-- What is needed --
Look through the records below and collect all lines that hold the string "关于幼儿观察记录的园本教研".

-- Input records --
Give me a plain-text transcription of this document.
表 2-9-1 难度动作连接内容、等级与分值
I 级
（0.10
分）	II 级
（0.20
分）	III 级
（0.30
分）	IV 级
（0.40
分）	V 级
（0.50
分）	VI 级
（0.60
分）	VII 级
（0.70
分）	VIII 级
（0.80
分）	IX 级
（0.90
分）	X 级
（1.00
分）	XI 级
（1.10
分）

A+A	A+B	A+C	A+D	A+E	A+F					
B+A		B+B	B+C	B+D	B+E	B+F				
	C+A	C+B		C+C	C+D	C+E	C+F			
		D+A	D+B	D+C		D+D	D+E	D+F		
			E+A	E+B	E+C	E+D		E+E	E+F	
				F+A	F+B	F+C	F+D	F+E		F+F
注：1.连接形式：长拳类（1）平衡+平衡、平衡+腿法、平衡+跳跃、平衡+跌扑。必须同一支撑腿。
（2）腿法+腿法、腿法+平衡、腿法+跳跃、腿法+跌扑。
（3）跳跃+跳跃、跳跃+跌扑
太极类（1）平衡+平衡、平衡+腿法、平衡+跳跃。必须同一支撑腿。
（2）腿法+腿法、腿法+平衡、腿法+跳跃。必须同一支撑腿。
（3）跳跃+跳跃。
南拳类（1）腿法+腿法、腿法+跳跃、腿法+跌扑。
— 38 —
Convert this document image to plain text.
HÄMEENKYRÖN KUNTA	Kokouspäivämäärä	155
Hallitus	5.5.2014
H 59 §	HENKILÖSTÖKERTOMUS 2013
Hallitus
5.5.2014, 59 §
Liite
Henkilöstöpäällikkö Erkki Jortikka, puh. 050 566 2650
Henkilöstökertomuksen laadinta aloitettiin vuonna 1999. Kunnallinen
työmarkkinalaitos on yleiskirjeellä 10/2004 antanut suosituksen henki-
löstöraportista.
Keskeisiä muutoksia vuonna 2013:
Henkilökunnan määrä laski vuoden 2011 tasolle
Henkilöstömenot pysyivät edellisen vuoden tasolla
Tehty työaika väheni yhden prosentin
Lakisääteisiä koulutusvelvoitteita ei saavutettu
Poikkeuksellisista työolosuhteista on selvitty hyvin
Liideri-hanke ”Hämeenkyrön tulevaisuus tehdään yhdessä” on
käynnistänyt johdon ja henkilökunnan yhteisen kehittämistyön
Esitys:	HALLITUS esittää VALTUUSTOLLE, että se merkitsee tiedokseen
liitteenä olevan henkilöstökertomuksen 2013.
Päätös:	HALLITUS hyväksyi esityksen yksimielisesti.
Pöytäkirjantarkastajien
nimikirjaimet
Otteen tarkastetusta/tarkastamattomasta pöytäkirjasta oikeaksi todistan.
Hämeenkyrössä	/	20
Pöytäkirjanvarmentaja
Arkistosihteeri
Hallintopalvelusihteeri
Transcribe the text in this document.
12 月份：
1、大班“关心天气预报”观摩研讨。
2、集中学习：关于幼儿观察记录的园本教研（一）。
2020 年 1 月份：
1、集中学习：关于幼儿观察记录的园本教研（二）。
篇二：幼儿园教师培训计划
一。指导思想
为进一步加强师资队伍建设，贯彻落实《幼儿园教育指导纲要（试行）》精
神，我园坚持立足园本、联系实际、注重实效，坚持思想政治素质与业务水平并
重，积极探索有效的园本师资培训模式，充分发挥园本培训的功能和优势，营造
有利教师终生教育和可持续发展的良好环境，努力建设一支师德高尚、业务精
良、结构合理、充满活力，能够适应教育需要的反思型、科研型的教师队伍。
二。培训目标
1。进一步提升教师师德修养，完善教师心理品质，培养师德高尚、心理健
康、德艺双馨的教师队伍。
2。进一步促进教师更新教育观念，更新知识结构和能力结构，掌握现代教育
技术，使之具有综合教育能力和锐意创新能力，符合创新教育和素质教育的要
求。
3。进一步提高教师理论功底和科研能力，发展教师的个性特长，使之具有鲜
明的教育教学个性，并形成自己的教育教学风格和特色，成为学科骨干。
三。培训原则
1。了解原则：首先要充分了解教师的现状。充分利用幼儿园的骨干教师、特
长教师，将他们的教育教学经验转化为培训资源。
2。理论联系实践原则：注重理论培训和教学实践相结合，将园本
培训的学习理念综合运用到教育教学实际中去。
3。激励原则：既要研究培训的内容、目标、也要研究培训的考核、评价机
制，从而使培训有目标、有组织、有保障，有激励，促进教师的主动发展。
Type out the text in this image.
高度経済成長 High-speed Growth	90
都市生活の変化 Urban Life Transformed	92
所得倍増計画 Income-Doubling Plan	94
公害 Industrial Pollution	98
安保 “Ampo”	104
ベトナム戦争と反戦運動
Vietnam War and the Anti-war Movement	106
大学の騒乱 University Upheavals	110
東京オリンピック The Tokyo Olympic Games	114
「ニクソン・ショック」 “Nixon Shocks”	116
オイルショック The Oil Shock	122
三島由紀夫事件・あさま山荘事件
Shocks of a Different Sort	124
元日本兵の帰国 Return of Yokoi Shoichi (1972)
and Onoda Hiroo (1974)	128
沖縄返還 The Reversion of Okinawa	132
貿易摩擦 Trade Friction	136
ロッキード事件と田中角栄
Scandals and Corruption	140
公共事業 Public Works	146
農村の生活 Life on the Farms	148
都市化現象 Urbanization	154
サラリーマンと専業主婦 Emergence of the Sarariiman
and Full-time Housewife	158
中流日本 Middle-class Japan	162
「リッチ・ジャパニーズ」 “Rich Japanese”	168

-- Solution to the exercise --
2、集中学习：关于幼儿观察记录的园本教研（一）。
1、集中学习：关于幼儿观察记录的园本教研（二）。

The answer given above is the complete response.